WHAT THE TASK ASKS – Give the data below again, word for word.

Stored data entries –

:::

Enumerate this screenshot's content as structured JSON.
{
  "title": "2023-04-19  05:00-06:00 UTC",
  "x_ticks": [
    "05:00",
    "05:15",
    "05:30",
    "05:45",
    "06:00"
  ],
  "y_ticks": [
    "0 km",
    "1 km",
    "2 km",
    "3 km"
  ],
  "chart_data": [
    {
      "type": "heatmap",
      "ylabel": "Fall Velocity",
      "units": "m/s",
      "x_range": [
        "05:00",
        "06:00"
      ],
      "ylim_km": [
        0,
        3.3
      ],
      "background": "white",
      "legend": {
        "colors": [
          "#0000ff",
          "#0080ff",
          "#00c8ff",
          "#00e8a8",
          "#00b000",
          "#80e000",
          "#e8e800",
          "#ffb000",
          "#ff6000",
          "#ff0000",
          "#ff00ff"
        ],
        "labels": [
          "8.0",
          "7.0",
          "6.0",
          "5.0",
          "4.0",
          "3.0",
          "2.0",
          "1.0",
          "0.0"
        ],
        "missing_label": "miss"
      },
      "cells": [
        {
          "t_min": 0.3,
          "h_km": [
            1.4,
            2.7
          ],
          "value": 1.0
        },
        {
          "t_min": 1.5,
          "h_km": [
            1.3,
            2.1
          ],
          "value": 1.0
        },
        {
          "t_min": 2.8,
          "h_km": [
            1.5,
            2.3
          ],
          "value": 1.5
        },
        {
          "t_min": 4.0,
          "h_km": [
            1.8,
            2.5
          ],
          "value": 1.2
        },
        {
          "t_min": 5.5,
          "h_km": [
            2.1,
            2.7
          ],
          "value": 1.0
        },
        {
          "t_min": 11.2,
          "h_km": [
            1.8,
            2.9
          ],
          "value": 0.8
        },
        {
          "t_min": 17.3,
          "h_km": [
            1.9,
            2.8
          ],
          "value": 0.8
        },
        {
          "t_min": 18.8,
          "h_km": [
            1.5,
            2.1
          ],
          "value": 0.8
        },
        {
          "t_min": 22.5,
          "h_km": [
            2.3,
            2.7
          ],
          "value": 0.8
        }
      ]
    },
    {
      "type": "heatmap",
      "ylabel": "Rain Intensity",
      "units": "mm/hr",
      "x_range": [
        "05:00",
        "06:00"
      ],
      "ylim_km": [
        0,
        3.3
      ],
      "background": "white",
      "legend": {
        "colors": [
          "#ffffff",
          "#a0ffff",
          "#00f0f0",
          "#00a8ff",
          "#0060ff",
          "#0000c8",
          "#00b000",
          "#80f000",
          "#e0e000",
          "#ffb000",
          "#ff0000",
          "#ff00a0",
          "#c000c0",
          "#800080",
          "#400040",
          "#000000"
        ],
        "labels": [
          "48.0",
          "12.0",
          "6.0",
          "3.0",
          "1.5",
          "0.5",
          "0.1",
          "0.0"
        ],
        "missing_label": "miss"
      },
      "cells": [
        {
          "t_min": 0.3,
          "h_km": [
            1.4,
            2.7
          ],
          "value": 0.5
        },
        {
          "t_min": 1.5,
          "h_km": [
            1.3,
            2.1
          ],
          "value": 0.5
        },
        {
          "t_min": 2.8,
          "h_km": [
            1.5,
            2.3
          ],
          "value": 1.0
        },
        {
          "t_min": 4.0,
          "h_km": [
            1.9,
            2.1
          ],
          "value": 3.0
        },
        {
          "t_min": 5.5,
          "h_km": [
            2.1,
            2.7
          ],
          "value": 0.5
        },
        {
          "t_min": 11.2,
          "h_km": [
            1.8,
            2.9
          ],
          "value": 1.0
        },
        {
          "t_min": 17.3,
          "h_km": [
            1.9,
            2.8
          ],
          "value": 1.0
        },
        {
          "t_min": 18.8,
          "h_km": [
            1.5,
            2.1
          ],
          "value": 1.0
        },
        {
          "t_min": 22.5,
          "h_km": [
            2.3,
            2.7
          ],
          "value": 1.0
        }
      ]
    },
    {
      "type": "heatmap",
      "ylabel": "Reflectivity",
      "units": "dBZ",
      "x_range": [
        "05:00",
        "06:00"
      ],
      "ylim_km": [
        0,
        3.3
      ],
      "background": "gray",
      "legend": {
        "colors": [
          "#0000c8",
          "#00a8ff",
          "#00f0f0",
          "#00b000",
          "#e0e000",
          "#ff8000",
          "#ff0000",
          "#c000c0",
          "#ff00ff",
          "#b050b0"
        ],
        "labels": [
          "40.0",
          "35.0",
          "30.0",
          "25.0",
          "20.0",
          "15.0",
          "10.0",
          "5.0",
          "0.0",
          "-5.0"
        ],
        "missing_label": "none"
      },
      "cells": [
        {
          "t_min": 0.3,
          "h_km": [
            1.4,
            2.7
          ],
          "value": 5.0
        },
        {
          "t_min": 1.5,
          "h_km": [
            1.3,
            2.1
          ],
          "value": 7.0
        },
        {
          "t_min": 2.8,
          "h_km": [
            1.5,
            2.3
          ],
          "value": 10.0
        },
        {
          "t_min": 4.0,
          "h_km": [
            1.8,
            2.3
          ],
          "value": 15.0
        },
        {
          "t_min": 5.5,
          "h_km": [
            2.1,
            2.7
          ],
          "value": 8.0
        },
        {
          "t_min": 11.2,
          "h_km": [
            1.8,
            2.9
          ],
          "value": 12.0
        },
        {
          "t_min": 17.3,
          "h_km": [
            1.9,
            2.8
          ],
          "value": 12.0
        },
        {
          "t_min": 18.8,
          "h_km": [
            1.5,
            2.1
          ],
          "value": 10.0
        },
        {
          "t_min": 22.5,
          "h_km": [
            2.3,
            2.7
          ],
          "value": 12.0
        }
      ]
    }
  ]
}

:::

EXERCISE RESULT –
Enumerate this screenshot's content as structured JSON.
{
  "title": "2023-04-19  05:00-06:00 UTC",
  "x_ticks": [
    "05:00",
    "05:15",
    "05:30",
    "05:45",
    "06:00"
  ],
  "y_ticks": [
    "0 km",
    "1 km",
    "2 km",
    "3 km"
  ],
  "chart_data": [
    {
      "type": "heatmap",
      "ylabel": "Fall Velocity",
      "units": "m/s",
      "x_range": [
        "05:00",
        "06:00"
      ],
      "ylim_km": [
        0,
        3.3
      ],
      "background": "white",
      "legend": {
        "colors": [
          "#0000ff",
          "#0080ff",
          "#00c8ff",
          "#00e8a8",
          "#00b000",
          "#80e000",
          "#e8e800",
          "#ffb000",
          "#ff6000",
          "#ff0000",
          "#ff00ff"
        ],
        "labels": [
          "8.0",
          "7.0",
          "6.0",
          "5.0",
          "4.0",
          "3.0",
          "2.0",
          "1.0",
          "0.0"
        ],
        "missing_label": "miss"
      },
      "cells": [
        {
          "t_min": 0.3,
          "h_km": [
            1.4,
            2.7
          ],
          "value": 1.0
        },
        {
          "t_min": 1.5,
          "h_km": [
            1.3,
            2.1
          ],
          "value": 1.0
        },
        {
          "t_min": 2.8,
          "h_km": [
            1.5,
            2.3
          ],
          "value": 1.5
        },
        {
          "t_min": 4.0,
          "h_km": [
            1.8,
            2.5
          ],
          "value": 1.2
        },
        {
          "t_min": 5.5,
          "h_km": [
            2.1,
            2.7
          ],
          "value": 1.0
        },
        {
          "t_min": 11.2,
          "h_km": [
            1.8,
            2.9
          ],
          "value": 0.8
        },
        {
          "t_min": 17.3,
          "h_km": [
            1.9,
            2.8
          ],
          "value": 0.8
        },
        {
          "t_min": 18.8,
          "h_km": [
            1.5,
            2.1
          ],
          "value": 0.8
        },
        {
          "t_min": 22.5,
          "h_km": [
            2.3,
            2.7
          ],
          "value": 0.8
        }
      ]
    },
    {
      "type": "heatmap",
      "ylabel": "Rain Intensity",
      "units": "mm/hr",
      "x_range": [
        "05:00",
        "06:00"
      ],
      "ylim_km": [
        0,
        3.3
      ],
      "background": "white",
      "legend": {
        "colors": [
          "#ffffff",
          "#a0ffff",
          "#00f0f0",
          "#00a8ff",
          "#0060ff",
          "#0000c8",
          "#00b000",
          "#80f000",
          "#e0e000",
          "#ffb000",
          "#ff0000",
          "#ff00a0",
          "#c000c0",
          "#800080",
          "#400040",
          "#000000"
        ],
        "labels": [
          "48.0",
          "12.0",
          "6.0",
          "3.0",
          "1.5",
          "0.5",
          "0.1",
          "0.0"
        ],
        "missing_label": "miss"
      },
      "cells": [
        {
          "t_min": 0.3,
          "h_km": [
            1.4,
            2.7
          ],
          "value": 0.5
        },
        {
          "t_min": 1.5,
          "h_km": [
            1.3,
            2.1
          ],
          "value": 0.5
        },
        {
          "t_min": 2.8,
          "h_km": [
            1.5,
            2.3
          ],
          "value": 1.0
        },
        {
          "t_min": 4.0,
          "h_km": [
            1.9,
            2.1
          ],
          "value": 3.0
        },
        {
          "t_min": 5.5,
          "h_km": [
            2.1,
            2.7
          ],
          "value": 0.5
        },
        {
          "t_min": 11.2,
          "h_km": [
            1.8,
            2.9
          ],
          "value": 1.0
        },
        {
          "t_min": 17.3,
          "h_km": [
            1.9,
            2.8
          ],
          "value": 1.0
        },
        {
          "t_min": 18.8,
          "h_km": [
            1.5,
            2.1
          ],
          "value": 1.0
        },
        {
          "t_min": 22.5,
          "h_km": [
            2.3,
            2.7
          ],
          "value": 1.0
        }
      ]
    },
    {
      "type": "heatmap",
      "ylabel": "Reflectivity",
      "units": "dBZ",
      "x_range": [
        "05:00",
        "06:00"
      ],
      "ylim_km": [
        0,
        3.3
      ],
      "background": "gray",
      "legend": {
        "colors": [
          "#0000c8",
          "#00a8ff",
          "#00f0f0",
          "#00b000",
          "#e0e000",
          "#ff8000",
          "#ff0000",
          "#c000c0",
          "#ff00ff",
          "#b050b0"
        ],
        "labels": [
          "40.0",
          "35.0",
          "30.0",
          "25.0",
          "20.0",
          "15.0",
          "10.0",
          "5.0",
          "0.0",
          "-5.0"
        ],
        "missing_label": "none"
      },
      "cells": [
        {
          "t_min": 0.3,
          "h_km": [
            1.4,
            2.7
          ],
          "value": 5.0
        },
        {
          "t_min": 1.5,
          "h_km": [
            1.3,
            2.1
          ],
          "value": 7.0
        },
        {
          "t_min": 2.8,
          "h_km": [
            1.5,
            2.3
          ],
          "value": 10.0
        },
        {
          "t_min": 4.0,
          "h_km": [
            1.8,
            2.3
          ],
          "value": 15.0
        },
        {
          "t_min": 5.5,
          "h_km": [
            2.1,
            2.7
          ],
          "value": 8.0
        },
        {
          "t_min": 11.2,
          "h_km": [
            1.8,
            2.9
          ],
          "value": 12.0
        },
        {
          "t_min": 17.3,
          "h_km": [
            1.9,
            2.8
          ],
          "value": 12.0
        },
        {
          "t_min": 18.8,
          "h_km": [
            1.5,
            2.1
          ],
          "value": 10.0
        },
        {
          "t_min": 22.5,
          "h_km": [
            2.3,
            2.7
          ],
          "value": 12.0
        }
      ]
    }
  ]
}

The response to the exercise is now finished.